--- Start of STORED RECORDS ---

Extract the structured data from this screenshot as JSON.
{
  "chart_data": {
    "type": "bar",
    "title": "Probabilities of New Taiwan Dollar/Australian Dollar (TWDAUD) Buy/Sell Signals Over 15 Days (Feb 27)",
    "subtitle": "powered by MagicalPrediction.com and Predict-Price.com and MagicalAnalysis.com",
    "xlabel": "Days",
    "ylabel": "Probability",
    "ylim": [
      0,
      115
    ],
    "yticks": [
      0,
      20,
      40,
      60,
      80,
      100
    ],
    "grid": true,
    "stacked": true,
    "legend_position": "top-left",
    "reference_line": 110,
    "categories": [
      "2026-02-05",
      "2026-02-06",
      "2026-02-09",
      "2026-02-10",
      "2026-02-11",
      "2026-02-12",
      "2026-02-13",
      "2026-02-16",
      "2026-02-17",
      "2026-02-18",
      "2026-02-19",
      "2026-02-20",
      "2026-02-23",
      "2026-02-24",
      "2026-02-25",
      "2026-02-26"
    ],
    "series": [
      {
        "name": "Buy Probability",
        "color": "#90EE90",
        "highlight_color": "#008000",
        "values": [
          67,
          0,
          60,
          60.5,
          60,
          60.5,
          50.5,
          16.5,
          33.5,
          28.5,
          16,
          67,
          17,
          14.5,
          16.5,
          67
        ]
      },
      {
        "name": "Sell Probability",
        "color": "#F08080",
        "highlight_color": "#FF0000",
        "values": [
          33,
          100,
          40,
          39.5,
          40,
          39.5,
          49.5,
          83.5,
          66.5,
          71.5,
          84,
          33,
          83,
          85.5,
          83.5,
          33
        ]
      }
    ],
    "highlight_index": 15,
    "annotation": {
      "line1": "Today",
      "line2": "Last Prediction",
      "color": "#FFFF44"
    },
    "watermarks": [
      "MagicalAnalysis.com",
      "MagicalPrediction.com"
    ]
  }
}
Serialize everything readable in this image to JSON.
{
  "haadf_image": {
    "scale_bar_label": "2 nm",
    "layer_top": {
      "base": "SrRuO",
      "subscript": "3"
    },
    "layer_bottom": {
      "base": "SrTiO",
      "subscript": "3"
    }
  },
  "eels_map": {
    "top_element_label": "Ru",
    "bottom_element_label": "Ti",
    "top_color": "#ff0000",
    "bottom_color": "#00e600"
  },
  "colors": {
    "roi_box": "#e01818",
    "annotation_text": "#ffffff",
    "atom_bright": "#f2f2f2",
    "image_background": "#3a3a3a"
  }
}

--- End of STORED RECORDS ---

* **THE EXERCISE**:
Counting only lines of the data above that hold "Probability", report the total and nothing else.

* **FULL RESPONSE**:
3